* Start Data rows *
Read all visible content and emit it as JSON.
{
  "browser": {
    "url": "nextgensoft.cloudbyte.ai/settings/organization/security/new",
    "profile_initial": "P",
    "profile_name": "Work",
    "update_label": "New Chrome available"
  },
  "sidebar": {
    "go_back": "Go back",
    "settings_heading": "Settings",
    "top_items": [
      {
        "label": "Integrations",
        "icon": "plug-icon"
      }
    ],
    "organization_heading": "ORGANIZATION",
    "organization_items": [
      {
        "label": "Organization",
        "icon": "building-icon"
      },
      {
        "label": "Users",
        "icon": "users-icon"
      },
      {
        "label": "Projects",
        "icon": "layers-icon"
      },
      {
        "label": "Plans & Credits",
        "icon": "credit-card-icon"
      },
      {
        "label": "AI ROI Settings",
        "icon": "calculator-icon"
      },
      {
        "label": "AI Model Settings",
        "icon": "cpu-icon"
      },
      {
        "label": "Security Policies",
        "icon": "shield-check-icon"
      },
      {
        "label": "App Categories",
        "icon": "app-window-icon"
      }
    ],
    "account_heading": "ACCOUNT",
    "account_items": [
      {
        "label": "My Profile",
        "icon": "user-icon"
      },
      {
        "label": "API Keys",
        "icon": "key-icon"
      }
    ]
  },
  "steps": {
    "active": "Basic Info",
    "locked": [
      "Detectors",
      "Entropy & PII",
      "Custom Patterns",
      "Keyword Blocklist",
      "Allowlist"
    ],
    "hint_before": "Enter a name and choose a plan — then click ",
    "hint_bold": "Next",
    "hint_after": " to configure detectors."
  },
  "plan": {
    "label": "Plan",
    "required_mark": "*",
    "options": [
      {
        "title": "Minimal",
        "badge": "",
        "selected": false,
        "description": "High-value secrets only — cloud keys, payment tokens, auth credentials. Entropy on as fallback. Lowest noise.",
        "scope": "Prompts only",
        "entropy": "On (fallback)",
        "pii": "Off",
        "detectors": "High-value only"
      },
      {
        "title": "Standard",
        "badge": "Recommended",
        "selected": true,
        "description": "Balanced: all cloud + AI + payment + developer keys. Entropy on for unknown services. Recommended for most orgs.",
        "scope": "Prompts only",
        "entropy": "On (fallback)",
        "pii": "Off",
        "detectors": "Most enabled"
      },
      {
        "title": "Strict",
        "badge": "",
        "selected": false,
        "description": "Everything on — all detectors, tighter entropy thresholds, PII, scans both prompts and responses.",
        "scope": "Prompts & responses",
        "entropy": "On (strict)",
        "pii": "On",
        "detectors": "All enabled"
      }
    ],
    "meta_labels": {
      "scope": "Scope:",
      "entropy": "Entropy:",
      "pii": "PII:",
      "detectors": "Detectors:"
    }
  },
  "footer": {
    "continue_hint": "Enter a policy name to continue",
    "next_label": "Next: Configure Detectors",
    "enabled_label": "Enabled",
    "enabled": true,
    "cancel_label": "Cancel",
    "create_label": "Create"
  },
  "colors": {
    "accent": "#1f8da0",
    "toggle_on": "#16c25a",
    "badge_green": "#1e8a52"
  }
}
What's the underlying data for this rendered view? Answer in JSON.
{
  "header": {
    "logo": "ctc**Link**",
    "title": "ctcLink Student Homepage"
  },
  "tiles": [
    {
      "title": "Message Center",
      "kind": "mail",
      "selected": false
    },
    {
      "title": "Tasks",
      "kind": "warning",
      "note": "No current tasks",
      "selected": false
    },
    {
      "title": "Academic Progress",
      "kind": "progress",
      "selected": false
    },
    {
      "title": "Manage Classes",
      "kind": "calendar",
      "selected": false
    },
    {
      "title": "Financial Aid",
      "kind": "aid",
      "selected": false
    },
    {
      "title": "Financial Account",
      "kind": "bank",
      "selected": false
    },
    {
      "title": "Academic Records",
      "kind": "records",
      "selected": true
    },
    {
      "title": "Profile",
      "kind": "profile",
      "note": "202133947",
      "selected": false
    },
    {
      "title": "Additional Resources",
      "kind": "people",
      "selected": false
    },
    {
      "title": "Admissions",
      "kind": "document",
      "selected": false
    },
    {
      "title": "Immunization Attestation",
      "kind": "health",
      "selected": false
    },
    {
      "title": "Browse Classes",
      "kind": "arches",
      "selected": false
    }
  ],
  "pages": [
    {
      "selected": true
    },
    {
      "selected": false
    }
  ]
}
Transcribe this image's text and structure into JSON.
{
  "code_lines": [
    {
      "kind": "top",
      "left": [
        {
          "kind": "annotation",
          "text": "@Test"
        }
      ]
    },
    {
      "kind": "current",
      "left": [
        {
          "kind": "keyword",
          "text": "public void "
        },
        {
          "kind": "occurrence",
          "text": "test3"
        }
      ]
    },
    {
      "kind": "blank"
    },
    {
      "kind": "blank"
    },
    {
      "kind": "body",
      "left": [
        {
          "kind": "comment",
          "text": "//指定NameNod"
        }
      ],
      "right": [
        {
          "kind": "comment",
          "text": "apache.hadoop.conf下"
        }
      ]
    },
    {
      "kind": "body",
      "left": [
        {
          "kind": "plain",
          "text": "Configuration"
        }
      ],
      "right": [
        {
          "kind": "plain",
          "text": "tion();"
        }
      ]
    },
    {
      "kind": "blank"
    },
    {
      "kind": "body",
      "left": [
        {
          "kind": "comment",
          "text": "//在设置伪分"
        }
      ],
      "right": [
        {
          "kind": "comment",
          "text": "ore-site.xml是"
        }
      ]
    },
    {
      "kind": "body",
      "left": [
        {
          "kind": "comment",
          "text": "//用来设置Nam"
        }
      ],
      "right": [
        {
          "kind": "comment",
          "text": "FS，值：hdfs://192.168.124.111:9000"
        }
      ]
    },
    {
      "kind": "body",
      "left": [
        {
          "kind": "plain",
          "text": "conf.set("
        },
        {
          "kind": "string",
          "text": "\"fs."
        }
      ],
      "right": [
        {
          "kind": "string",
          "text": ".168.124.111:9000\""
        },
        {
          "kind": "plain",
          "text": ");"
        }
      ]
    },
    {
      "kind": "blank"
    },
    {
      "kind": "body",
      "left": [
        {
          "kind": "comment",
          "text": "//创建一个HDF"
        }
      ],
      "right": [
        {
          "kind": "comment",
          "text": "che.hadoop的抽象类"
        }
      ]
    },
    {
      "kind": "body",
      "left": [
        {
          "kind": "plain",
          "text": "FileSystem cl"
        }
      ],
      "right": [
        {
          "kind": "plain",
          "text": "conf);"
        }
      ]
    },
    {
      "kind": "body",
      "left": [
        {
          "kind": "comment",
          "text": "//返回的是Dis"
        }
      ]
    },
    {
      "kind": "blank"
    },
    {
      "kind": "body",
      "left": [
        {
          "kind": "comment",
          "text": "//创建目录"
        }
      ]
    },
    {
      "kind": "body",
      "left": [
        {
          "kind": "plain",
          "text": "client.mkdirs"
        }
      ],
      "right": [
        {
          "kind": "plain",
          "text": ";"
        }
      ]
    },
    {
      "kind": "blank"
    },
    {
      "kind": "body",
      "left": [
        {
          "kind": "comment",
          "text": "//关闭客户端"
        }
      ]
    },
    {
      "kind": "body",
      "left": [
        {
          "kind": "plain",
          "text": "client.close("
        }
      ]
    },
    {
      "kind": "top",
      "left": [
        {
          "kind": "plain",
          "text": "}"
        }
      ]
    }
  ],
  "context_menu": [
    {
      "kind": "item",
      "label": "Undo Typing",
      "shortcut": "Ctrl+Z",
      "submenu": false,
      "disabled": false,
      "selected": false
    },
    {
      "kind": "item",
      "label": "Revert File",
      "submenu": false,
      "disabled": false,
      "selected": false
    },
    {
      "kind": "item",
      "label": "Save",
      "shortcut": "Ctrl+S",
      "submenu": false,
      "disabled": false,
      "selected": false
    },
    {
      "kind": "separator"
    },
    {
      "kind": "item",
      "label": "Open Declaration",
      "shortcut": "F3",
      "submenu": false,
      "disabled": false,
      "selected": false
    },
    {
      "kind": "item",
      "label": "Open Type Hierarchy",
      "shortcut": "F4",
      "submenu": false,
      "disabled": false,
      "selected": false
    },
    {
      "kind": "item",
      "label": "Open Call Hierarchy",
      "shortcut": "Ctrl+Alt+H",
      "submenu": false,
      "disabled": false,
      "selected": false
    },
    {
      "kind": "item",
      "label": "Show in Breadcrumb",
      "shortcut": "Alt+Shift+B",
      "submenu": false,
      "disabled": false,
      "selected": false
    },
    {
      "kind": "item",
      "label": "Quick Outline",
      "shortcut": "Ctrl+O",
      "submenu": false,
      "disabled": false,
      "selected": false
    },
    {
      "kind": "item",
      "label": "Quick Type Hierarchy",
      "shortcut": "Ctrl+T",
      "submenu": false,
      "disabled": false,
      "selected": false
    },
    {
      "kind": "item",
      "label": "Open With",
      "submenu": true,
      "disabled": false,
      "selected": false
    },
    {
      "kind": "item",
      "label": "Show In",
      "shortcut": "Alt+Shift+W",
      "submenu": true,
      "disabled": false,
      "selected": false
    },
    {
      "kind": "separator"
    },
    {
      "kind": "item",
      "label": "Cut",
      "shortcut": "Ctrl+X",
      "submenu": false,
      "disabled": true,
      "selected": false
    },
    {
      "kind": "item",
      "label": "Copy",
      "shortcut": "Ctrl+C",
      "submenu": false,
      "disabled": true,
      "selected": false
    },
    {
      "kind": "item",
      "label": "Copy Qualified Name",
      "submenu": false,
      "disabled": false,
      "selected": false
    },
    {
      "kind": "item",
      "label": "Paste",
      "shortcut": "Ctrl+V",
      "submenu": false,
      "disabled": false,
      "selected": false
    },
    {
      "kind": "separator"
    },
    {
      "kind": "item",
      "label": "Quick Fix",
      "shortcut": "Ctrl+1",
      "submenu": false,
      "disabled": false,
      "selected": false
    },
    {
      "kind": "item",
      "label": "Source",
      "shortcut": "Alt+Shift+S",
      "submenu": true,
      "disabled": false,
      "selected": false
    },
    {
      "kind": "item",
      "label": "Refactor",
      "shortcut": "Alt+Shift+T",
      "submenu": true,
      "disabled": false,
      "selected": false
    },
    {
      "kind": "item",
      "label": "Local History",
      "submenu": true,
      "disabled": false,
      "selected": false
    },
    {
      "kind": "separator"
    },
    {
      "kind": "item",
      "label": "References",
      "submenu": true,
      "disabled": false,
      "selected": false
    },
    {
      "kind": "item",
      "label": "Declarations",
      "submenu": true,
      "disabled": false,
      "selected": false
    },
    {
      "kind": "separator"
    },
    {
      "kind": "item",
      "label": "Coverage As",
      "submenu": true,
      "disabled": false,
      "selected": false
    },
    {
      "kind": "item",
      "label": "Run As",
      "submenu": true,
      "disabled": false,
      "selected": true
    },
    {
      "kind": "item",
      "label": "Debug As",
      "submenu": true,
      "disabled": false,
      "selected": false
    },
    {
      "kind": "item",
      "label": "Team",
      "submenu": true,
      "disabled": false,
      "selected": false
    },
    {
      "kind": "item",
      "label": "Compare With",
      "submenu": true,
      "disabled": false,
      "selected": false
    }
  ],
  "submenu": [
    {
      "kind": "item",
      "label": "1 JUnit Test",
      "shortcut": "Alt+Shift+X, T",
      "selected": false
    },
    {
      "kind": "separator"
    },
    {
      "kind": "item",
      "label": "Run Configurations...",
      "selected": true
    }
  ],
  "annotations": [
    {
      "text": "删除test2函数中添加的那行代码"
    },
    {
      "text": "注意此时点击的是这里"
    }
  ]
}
* End Data rows *
_Task statement_: State how many lines of the listing above include the word "responses". Give nothing but the number.

_The output_: 2